* _SHORT PROBLEM_
Your task is to transcribe the entries below exactly, beginning with the line containing "Transcribe the text in this document." and ending with the final line, and to add nothing else.

* BEGIN *

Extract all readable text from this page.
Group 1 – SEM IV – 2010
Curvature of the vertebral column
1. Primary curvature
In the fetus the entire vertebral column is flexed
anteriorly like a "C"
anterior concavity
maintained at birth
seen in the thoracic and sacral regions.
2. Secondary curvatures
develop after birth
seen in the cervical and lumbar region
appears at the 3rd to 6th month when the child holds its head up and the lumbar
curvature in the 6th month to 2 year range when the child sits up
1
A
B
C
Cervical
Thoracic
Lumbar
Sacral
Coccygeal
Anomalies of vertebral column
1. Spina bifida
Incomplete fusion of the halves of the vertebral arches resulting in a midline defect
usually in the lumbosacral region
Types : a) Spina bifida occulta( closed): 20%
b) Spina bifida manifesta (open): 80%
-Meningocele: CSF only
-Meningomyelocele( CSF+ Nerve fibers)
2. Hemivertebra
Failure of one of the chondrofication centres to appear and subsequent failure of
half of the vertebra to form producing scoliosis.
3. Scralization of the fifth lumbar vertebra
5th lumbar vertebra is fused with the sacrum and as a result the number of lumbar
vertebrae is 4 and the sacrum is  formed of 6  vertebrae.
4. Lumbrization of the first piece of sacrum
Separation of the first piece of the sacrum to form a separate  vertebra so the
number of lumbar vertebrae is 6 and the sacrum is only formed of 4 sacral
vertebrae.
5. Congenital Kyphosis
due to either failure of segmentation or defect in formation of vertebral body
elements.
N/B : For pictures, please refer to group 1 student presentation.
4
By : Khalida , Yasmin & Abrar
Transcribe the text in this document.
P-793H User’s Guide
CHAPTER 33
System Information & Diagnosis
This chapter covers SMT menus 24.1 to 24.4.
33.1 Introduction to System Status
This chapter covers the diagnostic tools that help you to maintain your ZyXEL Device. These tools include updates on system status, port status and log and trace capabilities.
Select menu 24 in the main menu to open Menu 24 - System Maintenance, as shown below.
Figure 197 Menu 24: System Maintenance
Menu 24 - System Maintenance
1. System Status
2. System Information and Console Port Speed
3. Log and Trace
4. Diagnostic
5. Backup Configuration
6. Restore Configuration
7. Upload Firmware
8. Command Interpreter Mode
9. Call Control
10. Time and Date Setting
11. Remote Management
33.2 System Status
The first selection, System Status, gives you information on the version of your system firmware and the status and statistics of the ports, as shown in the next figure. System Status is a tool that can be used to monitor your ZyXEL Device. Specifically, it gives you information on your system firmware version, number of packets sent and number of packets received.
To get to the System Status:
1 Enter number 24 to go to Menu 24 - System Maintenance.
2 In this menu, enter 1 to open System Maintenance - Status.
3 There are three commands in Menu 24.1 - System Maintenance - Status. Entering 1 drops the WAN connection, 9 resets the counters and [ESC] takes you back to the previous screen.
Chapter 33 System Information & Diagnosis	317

* END *

* _WRITTEN RESPONSE_
Transcribe the text in this document.
P-793H User’s Guide
CHAPTER 33
System Information & Diagnosis
This chapter covers SMT menus 24.1 to 24.4.
33.1 Introduction to System Status
This chapter covers the diagnostic tools that help you to maintain your ZyXEL Device. These tools include updates on system status, port status and log and trace capabilities.
Select menu 24 in the main menu to open Menu 24 - System Maintenance, as shown below.
Figure 197 Menu 24: System Maintenance
Menu 24 - System Maintenance
1. System Status
2. System Information and Console Port Speed
3. Log and Trace
4. Diagnostic
5. Backup Configuration
6. Restore Configuration
7. Upload Firmware
8. Command Interpreter Mode
9. Call Control
10. Time and Date Setting
11. Remote Management
33.2 System Status
The first selection, System Status, gives you information on the version of your system firmware and the status and statistics of the ports, as shown in the next figure. System Status is a tool that can be used to monitor your ZyXEL Device. Specifically, it gives you information on your system firmware version, number of packets sent and number of packets received.
To get to the System Status:
1 Enter number 24 to go to Menu 24 - System Maintenance.
2 In this menu, enter 1 to open System Maintenance - Status.
3 There are three commands in Menu 24.1 - System Maintenance - Status. Entering 1 drops the WAN connection, 9 resets the counters and [ESC] takes you back to the previous screen.
Chapter 33 System Information & Diagnosis	317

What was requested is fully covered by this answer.